*Treść zadania:*
Sprawdź, czy stwierdzenia (a), (b) i (c) zgadzają się z fragmentem wątku o wpa_supplicant. Przy każdym odpowiedz „tak” lub „nie” i dosłownie przytocz słowa tekstu, które o tym przesądzają.
(a) W pierwszej wypowiedzi wext jest przedstawiony jako jedyna opcja sterownika dla wpa_supplicanta.
(b) Pierwsza wypowiedź zaleca usunięcie lub przynajmniej wyłączenie NetworkManagera i Wicd.
(c) Garrappachc zgadza się, że z siecią na WPAII EAP można się skutecznie połączyć tylko przez wpa-supplicanta.

Typowy objaw, jak NM odpali własny proces wpa_supplicanta- żeby "zaopiekować się" kartą.

Natomiast z siecią na WPAII EAP skutecznie połączysz się tylko przez wpa-supplicanta.

Jak chcesz używać bez problemu wpa_supplicanta, to musisz wywalić z kompa wszystko, co się zwie NetworkManager i Wicd (albo przynajmniej skutecznie wyłączyć), i skonfigurować sieć wg tego sznurka:

http://wiki.gentoo.org/wiki/Wpa_supplicant

Potem wybrać i ustawić odpowiedni sterownik dla wpa_supplicanta, wext to nie jest jedyna opcja, i powinno ruszyć.

Pozdrawiam

 :Wink: 

----------

## Garrappachc

 *Jacekalex wrote:*   

> Natomiast z siecią na WPAII EAP skutecznie połączysz się tylko przez wpa-supplicanta.

 

Z tym się nie zgodzę, wiele razy konfigurowałem tego typu sieci na NetworkManagerze, wszystko działało bez zarzutu.

*Wpisy adnotacji przestrzennych:*
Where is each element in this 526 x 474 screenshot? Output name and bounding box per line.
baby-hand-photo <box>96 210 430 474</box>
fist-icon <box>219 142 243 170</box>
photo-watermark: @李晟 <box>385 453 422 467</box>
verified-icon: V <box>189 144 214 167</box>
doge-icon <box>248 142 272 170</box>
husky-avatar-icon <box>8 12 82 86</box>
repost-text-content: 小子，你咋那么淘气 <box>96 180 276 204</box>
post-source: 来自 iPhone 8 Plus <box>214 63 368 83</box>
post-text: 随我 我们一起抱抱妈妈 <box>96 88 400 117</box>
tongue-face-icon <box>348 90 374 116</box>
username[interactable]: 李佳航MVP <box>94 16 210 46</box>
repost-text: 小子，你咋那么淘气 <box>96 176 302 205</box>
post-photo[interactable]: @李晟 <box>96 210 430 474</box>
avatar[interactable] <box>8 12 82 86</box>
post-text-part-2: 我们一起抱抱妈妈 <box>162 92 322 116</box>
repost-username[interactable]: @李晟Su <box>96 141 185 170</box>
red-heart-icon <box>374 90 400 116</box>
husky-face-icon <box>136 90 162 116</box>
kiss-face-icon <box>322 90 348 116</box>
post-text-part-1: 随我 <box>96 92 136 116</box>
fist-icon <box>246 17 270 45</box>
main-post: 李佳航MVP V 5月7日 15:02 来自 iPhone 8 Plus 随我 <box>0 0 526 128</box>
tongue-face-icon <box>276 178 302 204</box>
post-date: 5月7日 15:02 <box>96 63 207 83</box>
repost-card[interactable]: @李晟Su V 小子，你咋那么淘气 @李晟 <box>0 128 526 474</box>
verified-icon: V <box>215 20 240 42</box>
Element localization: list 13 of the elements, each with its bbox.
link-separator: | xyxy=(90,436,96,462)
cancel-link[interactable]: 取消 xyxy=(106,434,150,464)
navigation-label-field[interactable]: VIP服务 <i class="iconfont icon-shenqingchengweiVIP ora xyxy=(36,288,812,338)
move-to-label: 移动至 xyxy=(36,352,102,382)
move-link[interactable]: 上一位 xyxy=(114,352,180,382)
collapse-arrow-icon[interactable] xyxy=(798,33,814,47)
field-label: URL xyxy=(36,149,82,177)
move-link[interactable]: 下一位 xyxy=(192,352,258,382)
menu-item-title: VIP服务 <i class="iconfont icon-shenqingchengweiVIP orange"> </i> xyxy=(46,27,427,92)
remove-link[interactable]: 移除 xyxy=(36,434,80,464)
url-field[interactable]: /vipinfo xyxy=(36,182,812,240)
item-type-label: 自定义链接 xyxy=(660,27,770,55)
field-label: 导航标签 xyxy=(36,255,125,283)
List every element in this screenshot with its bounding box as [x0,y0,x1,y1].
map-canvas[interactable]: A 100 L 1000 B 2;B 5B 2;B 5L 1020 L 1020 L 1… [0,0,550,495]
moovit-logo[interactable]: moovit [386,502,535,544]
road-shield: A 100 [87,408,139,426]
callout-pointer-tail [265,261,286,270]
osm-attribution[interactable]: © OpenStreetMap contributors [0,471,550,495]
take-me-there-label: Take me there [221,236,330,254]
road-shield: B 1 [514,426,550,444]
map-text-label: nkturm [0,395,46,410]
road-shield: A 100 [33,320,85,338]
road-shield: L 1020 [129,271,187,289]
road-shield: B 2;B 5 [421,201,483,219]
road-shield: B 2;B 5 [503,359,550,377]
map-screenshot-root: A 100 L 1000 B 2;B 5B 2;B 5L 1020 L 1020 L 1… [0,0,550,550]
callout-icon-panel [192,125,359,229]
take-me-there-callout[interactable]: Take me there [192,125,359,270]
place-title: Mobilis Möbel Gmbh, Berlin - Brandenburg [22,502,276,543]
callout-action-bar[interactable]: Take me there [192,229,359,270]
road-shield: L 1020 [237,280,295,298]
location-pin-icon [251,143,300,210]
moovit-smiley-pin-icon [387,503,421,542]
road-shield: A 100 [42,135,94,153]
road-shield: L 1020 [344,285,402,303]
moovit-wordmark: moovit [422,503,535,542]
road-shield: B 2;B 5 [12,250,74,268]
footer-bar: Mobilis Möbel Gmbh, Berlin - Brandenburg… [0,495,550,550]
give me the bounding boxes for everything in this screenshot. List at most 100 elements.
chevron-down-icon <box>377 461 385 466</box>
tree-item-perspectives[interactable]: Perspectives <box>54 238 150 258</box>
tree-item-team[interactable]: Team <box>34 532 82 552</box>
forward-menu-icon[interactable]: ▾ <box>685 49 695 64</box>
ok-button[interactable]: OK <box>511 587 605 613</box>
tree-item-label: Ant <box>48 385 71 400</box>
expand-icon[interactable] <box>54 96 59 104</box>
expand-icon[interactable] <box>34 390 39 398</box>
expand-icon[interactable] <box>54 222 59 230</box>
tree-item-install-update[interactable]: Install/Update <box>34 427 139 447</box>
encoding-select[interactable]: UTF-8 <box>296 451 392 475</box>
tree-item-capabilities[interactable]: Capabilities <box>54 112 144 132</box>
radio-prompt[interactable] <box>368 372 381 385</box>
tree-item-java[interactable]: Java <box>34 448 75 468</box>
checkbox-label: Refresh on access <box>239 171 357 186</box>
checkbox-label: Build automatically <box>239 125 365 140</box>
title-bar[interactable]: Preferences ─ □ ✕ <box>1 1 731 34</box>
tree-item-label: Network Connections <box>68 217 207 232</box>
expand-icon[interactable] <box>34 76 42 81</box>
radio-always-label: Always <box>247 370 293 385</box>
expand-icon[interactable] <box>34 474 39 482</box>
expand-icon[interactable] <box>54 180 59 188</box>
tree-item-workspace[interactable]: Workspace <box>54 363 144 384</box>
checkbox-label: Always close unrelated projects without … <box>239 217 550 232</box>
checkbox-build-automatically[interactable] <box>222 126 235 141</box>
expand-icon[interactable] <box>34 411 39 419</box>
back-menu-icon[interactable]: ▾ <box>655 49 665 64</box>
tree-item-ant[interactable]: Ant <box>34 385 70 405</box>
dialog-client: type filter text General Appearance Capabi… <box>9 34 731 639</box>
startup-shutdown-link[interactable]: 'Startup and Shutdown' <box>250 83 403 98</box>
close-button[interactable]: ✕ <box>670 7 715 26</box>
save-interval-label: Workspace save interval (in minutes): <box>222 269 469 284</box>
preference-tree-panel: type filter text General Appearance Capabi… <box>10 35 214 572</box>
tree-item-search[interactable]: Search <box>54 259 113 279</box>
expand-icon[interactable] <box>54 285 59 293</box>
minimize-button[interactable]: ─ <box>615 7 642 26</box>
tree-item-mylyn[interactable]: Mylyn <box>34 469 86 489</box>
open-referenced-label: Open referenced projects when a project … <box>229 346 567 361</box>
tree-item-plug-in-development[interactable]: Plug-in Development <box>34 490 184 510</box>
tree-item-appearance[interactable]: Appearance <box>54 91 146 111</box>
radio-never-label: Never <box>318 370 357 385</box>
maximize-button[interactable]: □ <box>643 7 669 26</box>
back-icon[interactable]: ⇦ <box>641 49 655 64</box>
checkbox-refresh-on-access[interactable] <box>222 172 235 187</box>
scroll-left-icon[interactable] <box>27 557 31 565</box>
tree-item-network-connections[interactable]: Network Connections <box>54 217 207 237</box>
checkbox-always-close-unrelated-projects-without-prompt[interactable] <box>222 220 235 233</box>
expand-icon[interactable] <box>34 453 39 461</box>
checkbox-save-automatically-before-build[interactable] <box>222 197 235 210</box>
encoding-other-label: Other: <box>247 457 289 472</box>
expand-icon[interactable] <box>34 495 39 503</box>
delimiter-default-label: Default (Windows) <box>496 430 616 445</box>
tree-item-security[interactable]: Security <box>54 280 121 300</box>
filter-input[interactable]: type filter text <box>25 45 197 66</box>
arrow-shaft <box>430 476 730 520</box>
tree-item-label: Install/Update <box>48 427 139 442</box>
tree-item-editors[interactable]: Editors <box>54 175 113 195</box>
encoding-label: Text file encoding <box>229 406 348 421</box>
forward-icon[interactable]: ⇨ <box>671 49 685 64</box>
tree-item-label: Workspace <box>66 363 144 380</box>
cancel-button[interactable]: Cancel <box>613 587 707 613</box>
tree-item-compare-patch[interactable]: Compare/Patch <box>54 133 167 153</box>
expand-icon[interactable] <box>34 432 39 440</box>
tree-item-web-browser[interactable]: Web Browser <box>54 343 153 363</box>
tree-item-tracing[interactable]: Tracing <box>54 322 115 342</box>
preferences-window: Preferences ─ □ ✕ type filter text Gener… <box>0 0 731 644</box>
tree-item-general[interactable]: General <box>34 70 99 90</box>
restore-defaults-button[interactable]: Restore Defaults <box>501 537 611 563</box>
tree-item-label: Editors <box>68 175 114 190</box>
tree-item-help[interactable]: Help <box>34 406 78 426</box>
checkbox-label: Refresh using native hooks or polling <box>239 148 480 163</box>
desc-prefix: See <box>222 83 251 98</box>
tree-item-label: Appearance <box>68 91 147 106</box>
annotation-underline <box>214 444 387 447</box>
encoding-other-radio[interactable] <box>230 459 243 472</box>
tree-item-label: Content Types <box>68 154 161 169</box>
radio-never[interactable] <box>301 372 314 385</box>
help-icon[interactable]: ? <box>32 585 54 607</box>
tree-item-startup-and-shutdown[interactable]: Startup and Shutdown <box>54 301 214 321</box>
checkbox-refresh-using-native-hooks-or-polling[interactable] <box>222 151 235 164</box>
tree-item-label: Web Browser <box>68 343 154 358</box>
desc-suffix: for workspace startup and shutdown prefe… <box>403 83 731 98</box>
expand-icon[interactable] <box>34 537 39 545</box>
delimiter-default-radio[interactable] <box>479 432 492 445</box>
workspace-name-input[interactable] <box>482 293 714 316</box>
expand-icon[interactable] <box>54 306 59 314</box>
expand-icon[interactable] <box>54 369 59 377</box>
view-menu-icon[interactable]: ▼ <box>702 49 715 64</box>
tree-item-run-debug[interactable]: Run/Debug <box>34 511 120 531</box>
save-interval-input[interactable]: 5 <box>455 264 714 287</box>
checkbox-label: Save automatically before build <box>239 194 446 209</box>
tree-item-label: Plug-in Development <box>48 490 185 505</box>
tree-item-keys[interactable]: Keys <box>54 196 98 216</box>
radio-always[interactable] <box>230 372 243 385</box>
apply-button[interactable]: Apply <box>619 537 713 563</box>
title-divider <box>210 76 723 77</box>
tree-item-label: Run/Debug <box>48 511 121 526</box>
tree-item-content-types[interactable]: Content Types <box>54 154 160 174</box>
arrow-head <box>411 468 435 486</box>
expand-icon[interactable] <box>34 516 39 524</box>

*Pełna odpowiedź:*
(a) Nie: „wext to nie jest jedyna opcja”.
(b) Tak: „musisz wywalić z kompa wszystko, co się zwie NetworkManager i Wicd (albo przynajmniej skutecznie wyłączyć)”.
(c) Nie: „Z tym się nie zgodzę”.